Your instructions
From the material below, list every line containing "deze".

Dataset records
------------------------------------

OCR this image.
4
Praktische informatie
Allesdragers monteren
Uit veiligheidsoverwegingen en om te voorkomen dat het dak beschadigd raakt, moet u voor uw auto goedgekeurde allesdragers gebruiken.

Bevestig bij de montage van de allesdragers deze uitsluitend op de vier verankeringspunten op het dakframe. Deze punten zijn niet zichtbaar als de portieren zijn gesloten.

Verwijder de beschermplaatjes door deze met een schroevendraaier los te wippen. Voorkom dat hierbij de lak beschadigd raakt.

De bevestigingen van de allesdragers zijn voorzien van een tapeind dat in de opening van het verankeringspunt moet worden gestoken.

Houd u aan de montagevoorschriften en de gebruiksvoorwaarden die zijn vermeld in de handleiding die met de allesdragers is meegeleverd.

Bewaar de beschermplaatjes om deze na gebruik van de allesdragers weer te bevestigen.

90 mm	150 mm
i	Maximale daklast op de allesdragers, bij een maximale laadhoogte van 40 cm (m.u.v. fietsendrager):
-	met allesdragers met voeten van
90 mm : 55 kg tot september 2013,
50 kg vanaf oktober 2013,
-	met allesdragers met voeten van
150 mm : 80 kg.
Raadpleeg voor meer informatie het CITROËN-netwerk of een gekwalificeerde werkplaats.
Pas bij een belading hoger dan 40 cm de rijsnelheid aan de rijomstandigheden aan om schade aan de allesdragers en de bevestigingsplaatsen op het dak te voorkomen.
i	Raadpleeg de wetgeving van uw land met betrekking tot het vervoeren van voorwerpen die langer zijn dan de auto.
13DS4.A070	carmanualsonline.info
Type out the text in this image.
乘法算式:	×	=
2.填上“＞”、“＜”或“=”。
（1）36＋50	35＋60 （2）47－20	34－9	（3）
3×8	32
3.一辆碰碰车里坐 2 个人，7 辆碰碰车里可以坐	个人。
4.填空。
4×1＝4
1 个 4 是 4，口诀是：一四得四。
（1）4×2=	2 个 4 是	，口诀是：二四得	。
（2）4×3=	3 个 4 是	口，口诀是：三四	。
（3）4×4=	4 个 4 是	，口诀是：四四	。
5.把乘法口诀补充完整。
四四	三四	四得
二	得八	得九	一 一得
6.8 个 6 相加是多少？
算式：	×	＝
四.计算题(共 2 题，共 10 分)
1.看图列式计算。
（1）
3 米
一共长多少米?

------------------------------------

Reply to the exercise
Bevestig bij de montage van de allesdragers deze uitsluitend op de vier verankeringspunten op het dakframe. Deze punten zijn niet zichtbaar als de portieren zijn gesloten.
Verwijder de beschermplaatjes door deze met een schroevendraaier los te wippen. Voorkom dat hierbij de lak beschadigd raakt.
Bewaar de beschermplaatjes om deze na gebruik van de allesdragers weer te bevestigen.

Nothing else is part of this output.